(Saved data entries)
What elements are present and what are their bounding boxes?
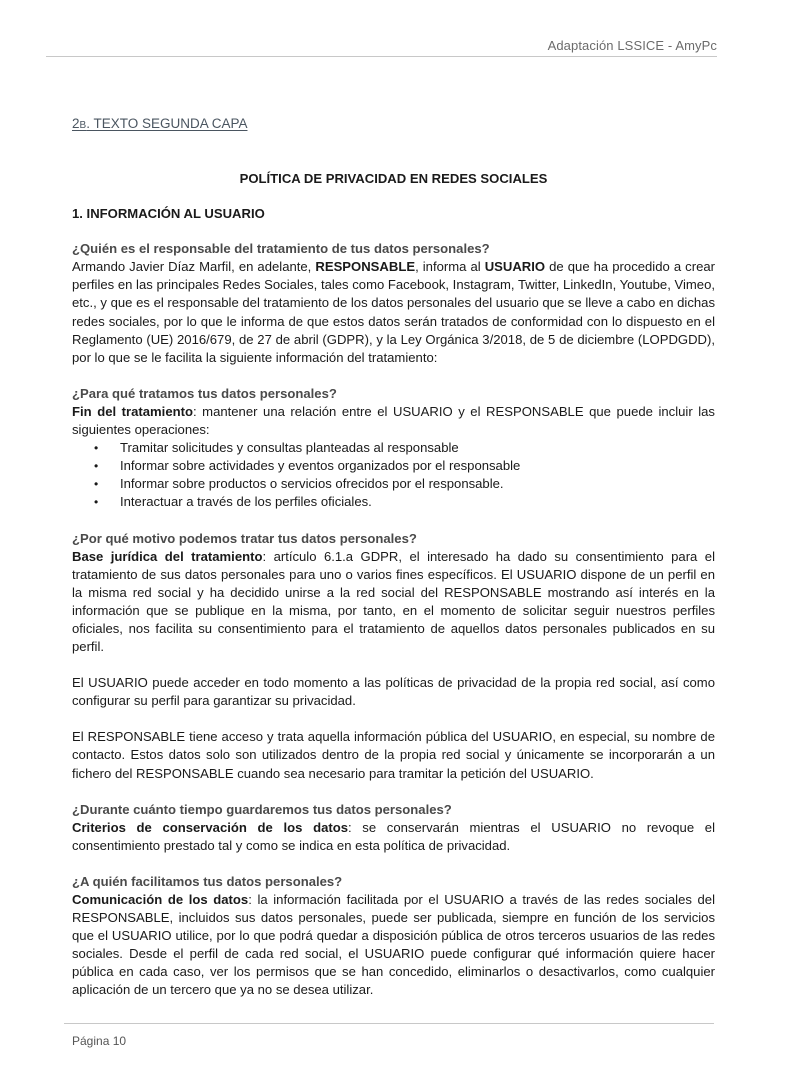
list-item — [94, 457, 715, 475]
header-divider — [46, 56, 717, 57]
list-item-text: Interactuar a través de los perfiles oficiales. — [120, 494, 372, 510]
text: : se conservarán mientras el USUARIO no revoque el consentimiento prestado tal y como se indica en esta política de privacidad. — [72, 819, 715, 853]
question-responsable: ¿Quién es el responsable del tratamiento de tus datos personales? — [72, 241, 490, 257]
label-base-juridica: Base jurídica del tratamiento — [72, 548, 263, 564]
section-legitimacion — [72, 530, 715, 657]
text: de que ha procedido a crear perfiles en las principales Redes Sociales, tales como Facebook, Instagram, Twitter, LinkedIn, Youtube, Vimeo, etc., y que es el responsable del tratamiento de los datos personales del usuario que se lleve a cabo en dichas redes sociales, por lo que le informa de que estos datos serán tratados de conformidad con lo dispuesto en el Reglamento (UE) 2016/679, de 27 de abril (GDPR), y la Ley Orgánica 3/2018, de 5 de diciembre (LOPDGDD), por lo que se le facilita la siguiente información del tratamiento: — [72, 259, 715, 365]
question-comunicacion: ¿A quién facilitamos tus datos personales? — [72, 873, 343, 889]
heading-informacion-usuario: 1. INFORMACIÓN AL USUARIO — [72, 206, 265, 222]
bullet-icon: • — [94, 441, 99, 456]
document-title: POLÍTICA DE PRIVACIDAD EN REDES SOCIALES — [239, 171, 548, 186]
list-item-text: Informar sobre productos o servicios ofrecidos por el responsable. — [120, 476, 504, 492]
section-label — [72, 116, 247, 131]
text: : mantener una relación entre el USUARIO y el RESPONSABLE que puede incluir las siguientes operaciones: — [72, 403, 715, 438]
bullet-icon: • — [94, 477, 99, 492]
bullet-icon: • — [94, 459, 99, 474]
document-body — [72, 170, 715, 1018]
label-comunicacion-datos: Comunicación de los datos — [72, 892, 249, 907]
section-finalidad — [72, 385, 715, 512]
section-label-text: . TEXTO SEGUNDA CAPA — [86, 116, 248, 131]
label-fin-tratamiento: Fin del tratamiento — [72, 403, 193, 419]
text: El RESPONSABLE tiene acceso y trata aquella información pública del USUARIO, en especial, su nombre de contacto. Estos datos solo son utilizados dentro de la propia red social y únicamente se incorporarán a un fichero del RESPONSABLE cuando sea necesario para tramitar la petición del USUARIO. — [72, 729, 715, 781]
paragraph-acceso-responsable — [72, 728, 715, 782]
footer-divider — [64, 1023, 714, 1024]
section-letter: B — [79, 120, 87, 131]
list-item-text: Tramitar solicitudes y consultas planteadas al responsable — [120, 440, 459, 456]
paragraph-responsable — [72, 258, 715, 367]
paragraph-finalidad — [72, 403, 715, 439]
page-header-title: Adaptación LSSICE - AmyPc — [547, 38, 717, 53]
paragraph-politicas-red-social — [72, 674, 715, 710]
text: Armando Javier Díaz Marfil, en adelante, — [72, 259, 316, 275]
section-conservacion — [72, 801, 715, 855]
question-conservacion: ¿Durante cuánto tiempo guardaremos tus datos personales? — [72, 801, 452, 817]
section-number: 2 — [72, 116, 80, 131]
bold-responsable: RESPONSABLE — [315, 259, 416, 275]
list-item-text: Informar sobre actividades y eventos organizados por el responsable — [120, 458, 521, 474]
text: El USUARIO puede acceder en todo momento a las políticas de privacidad de la propia red social, así como configurar su perfil para garantizar su privacidad. — [72, 675, 715, 709]
list-item — [94, 475, 715, 493]
section-responsable — [72, 240, 715, 367]
question-finalidad: ¿Para qué tratamos tus datos personales? — [72, 385, 337, 401]
text: , informa al — [415, 259, 485, 275]
paragraph-comunicacion — [72, 891, 715, 1000]
list-item — [94, 439, 715, 457]
question-legitimacion: ¿Por qué motivo podemos tratar tus datos personales? — [72, 530, 417, 546]
text: : artículo 6.1.a GDPR, el interesado ha dado su consentimiento para el tratamiento de sus datos personales para uno o varios fines específicos. El USUARIO dispone de un perfil en la misma red social y ha decidido unirse a la red social del RESPONSABLE mostrando así interés en la información que se publique en la misma, por tanto, en el momento de solicitar seguir nuestros perfiles oficiales, nos facilita su consentimiento para el tratamiento de aquellos datos personales publicados en su perfil. — [72, 548, 715, 655]
operations-list — [72, 439, 715, 511]
bullet-icon: • — [94, 495, 99, 510]
paragraph-base-juridica — [72, 548, 715, 657]
bold-usuario: USUARIO — [484, 259, 546, 275]
section-comunicacion — [72, 873, 715, 1000]
label-criterios-conservacion: Criterios de conservación de los datos — [72, 819, 348, 835]
page-number: Página 10 — [72, 1034, 127, 1048]
text: : la información facilitada por el USUARIO a través de las redes sociales del RESPONSABLE, incluidos sus datos personales, puede ser publicada, siempre en función de los servicios que el USUARIO utilice, por lo que podrá quedar a disposición pública de otros terceros usuarios de las redes sociales. Desde el perfil de cada red social, el USUARIO puede configurar qué información quiere hacer pública en cada caso, ver los permisos que se han concedido, eliminarlos o desactivarlos, como cualquier aplicación de un tercero que ya no se desea utilizar. — [72, 892, 715, 998]
list-item — [94, 493, 715, 511]
paragraph-conservacion — [72, 819, 715, 855]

• WHAT TO PRODUCE
Copy every line of the entries above word for word, leaving out the pictures.

• RESPONSE
What elements are present and what are their bounding boxes?
list-item — [94, 457, 715, 475]
header-divider — [46, 56, 717, 57]
list-item-text: Interactuar a través de los perfiles oficiales. — [120, 494, 372, 510]
text: : se conservarán mientras el USUARIO no revoque el consentimiento prestado tal y como se indica en esta política de privacidad. — [72, 819, 715, 853]
question-responsable: ¿Quién es el responsable del tratamiento de tus datos personales? — [72, 241, 490, 257]
label-base-juridica: Base jurídica del tratamiento — [72, 548, 263, 564]
section-legitimacion — [72, 530, 715, 657]
text: de que ha procedido a crear perfiles en las principales Redes Sociales, tales como Facebook, Instagram, Twitter, LinkedIn, Youtube, Vimeo, etc., y que es el responsable del tratamiento de los datos personales del usuario que se lleve a cabo en dichas redes sociales, por lo que le informa de que estos datos serán tratados de conformidad con lo dispuesto en el Reglamento (UE) 2016/679, de 27 de abril (GDPR), y la Ley Orgánica 3/2018, de 5 de diciembre (LOPDGDD), por lo que se le facilita la siguiente información del tratamiento: — [72, 259, 715, 365]
question-comunicacion: ¿A quién facilitamos tus datos personales? — [72, 873, 343, 889]
heading-informacion-usuario: 1. INFORMACIÓN AL USUARIO — [72, 206, 265, 222]
bullet-icon: • — [94, 441, 99, 456]
document-title: POLÍTICA DE PRIVACIDAD EN REDES SOCIALES — [239, 171, 548, 186]
list-item-text: Informar sobre productos o servicios ofrecidos por el responsable. — [120, 476, 504, 492]
section-label — [72, 116, 247, 131]
text: : mantener una relación entre el USUARIO y el RESPONSABLE que puede incluir las siguientes operaciones: — [72, 403, 715, 438]
bullet-icon: • — [94, 477, 99, 492]
bullet-icon: • — [94, 459, 99, 474]
document-body — [72, 170, 715, 1018]
label-comunicacion-datos: Comunicación de los datos — [72, 892, 249, 907]
section-finalidad — [72, 385, 715, 512]
section-label-text: . TEXTO SEGUNDA CAPA — [86, 116, 248, 131]
label-fin-tratamiento: Fin del tratamiento — [72, 403, 193, 419]
text: El RESPONSABLE tiene acceso y trata aquella información pública del USUARIO, en especial, su nombre de contacto. Estos datos solo son utilizados dentro de la propia red social y únicamente se incorporarán a un fichero del RESPONSABLE cuando sea necesario para tramitar la petición del USUARIO. — [72, 729, 715, 781]
paragraph-acceso-responsable — [72, 728, 715, 782]
footer-divider — [64, 1023, 714, 1024]
section-letter: B — [79, 120, 87, 131]
list-item-text: Tramitar solicitudes y consultas planteadas al responsable — [120, 440, 459, 456]
paragraph-responsable — [72, 258, 715, 367]
paragraph-finalidad — [72, 403, 715, 439]
page-header-title: Adaptación LSSICE - AmyPc — [547, 38, 717, 53]
paragraph-politicas-red-social — [72, 674, 715, 710]
text: Armando Javier Díaz Marfil, en adelante, — [72, 259, 316, 275]
section-conservacion — [72, 801, 715, 855]
question-conservacion: ¿Durante cuánto tiempo guardaremos tus datos personales? — [72, 801, 452, 817]
section-number: 2 — [72, 116, 80, 131]
bold-responsable: RESPONSABLE — [315, 259, 416, 275]
list-item-text: Informar sobre actividades y eventos organizados por el responsable — [120, 458, 521, 474]
text: El USUARIO puede acceder en todo momento a las políticas de privacidad de la propia red social, así como configurar su perfil para garantizar su privacidad. — [72, 675, 715, 709]
list-item — [94, 475, 715, 493]
section-responsable — [72, 240, 715, 367]
question-finalidad: ¿Para qué tratamos tus datos personales? — [72, 385, 337, 401]
text: , informa al — [415, 259, 485, 275]
paragraph-comunicacion — [72, 891, 715, 1000]
list-item — [94, 439, 715, 457]
question-legitimacion: ¿Por qué motivo podemos tratar tus datos personales? — [72, 530, 417, 546]
text: : artículo 6.1.a GDPR, el interesado ha dado su consentimiento para el tratamiento de sus datos personales para uno o varios fines específicos. El USUARIO dispone de un perfil en la misma red social y ha decidido unirse a la red social del RESPONSABLE mostrando así interés en la información que se publique en la misma, por tanto, en el momento de solicitar seguir nuestros perfiles oficiales, nos facilita su consentimiento para el tratamiento de aquellos datos personales publicados en su perfil. — [72, 548, 715, 655]
operations-list — [72, 439, 715, 511]
bullet-icon: • — [94, 495, 99, 510]
paragraph-base-juridica — [72, 548, 715, 657]
bold-usuario: USUARIO — [484, 259, 546, 275]
section-comunicacion — [72, 873, 715, 1000]
label-criterios-conservacion: Criterios de conservación de los datos — [72, 819, 348, 835]
page-number: Página 10 — [72, 1034, 127, 1048]
text: : la información facilitada por el USUARIO a través de las redes sociales del RESPONSABLE, incluidos sus datos personales, puede ser publicada, siempre en función de los servicios que el USUARIO utilice, por lo que podrá quedar a disposición pública de otros terceros usuarios de las redes sociales. Desde el perfil de cada red social, el USUARIO puede configurar qué información quiere hacer pública en cada caso, ver los permisos que se han concedido, eliminarlos o desactivarlos, como cualquier aplicación de un tercero que ya no se desea utilizar. — [72, 892, 715, 998]
list-item — [94, 493, 715, 511]
paragraph-conservacion — [72, 819, 715, 855]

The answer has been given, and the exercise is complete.